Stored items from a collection

################

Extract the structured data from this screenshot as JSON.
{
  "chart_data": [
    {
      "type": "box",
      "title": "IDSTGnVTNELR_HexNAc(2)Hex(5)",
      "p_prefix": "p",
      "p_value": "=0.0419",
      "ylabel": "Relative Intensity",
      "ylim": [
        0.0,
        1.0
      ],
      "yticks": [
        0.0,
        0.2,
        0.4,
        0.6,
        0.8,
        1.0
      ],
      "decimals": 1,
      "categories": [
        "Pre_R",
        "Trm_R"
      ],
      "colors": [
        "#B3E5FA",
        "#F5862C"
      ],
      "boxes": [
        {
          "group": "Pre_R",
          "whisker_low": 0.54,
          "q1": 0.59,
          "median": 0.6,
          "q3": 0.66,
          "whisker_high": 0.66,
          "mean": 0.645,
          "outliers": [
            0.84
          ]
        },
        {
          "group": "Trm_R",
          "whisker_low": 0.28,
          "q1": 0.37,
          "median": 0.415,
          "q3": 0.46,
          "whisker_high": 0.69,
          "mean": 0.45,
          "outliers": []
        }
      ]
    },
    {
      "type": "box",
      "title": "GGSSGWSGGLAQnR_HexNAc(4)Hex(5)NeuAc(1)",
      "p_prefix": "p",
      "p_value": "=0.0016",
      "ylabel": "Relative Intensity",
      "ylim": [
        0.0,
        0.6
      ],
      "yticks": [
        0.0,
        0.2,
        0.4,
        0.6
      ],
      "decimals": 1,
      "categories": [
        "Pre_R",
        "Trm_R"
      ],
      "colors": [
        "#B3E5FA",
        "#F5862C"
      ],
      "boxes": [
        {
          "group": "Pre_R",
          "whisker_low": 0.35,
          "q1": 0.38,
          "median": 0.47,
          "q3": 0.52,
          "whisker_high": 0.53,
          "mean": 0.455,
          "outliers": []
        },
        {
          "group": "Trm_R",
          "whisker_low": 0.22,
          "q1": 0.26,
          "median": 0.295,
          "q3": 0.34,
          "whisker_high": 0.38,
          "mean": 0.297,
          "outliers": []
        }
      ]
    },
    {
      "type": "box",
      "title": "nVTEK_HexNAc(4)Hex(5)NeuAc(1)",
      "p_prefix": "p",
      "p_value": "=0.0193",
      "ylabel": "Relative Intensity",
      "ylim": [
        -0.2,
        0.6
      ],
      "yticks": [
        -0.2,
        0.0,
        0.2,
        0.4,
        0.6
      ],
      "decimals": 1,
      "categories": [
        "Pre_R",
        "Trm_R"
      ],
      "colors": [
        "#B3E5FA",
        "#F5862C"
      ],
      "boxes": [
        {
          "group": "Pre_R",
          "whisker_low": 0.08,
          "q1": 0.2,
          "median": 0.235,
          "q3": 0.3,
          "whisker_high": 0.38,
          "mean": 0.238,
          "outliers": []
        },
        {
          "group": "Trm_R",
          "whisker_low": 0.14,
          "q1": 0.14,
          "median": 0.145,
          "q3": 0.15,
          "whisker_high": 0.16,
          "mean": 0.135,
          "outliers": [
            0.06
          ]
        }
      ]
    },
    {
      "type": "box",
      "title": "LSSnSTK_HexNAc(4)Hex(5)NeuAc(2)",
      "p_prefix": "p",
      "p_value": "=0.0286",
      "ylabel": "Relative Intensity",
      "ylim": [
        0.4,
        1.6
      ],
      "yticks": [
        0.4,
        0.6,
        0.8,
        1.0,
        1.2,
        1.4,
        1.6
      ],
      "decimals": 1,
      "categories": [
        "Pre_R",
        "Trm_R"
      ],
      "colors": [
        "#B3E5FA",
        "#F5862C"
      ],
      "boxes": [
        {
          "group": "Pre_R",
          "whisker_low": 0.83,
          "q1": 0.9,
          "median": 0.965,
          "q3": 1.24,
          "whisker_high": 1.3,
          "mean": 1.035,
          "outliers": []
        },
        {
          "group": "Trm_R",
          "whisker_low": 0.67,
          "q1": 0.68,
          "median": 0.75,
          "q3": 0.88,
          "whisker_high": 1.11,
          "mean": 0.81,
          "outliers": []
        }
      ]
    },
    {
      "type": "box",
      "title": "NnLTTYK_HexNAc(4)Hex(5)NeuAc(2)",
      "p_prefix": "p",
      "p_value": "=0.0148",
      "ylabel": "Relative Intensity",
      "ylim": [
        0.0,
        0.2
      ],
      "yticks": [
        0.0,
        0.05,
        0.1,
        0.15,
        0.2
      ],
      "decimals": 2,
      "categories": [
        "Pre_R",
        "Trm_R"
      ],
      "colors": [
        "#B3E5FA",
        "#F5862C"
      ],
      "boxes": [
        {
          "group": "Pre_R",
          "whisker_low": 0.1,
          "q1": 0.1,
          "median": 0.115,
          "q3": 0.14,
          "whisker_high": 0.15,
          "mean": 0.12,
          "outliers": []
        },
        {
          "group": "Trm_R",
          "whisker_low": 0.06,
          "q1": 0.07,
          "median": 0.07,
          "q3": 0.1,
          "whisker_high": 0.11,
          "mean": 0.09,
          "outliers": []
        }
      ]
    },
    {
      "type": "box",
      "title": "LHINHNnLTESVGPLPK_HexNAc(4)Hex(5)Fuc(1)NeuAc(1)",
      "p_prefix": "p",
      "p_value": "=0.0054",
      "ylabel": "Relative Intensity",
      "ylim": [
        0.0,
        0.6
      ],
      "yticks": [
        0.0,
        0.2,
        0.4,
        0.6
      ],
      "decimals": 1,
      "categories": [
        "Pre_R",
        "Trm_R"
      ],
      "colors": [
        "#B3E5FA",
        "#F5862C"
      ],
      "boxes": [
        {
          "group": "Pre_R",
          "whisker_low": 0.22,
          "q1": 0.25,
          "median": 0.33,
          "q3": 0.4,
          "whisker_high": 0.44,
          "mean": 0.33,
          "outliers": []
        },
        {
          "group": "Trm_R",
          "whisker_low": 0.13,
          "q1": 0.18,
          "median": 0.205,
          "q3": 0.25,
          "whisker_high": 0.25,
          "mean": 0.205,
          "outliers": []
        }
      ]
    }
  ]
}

################

From the entries above, return each line with the word "mean" in it.

Answer for the task:
          "mean": 0.645,
          "mean": 0.45,
          "mean": 0.455,
          "mean": 0.297,
          "mean": 0.238,
          "mean": 0.135,
          "mean": 1.035,
          "mean": 0.81,
          "mean": 0.12,
          "mean": 0.09,
          "mean": 0.33,
          "mean": 0.205,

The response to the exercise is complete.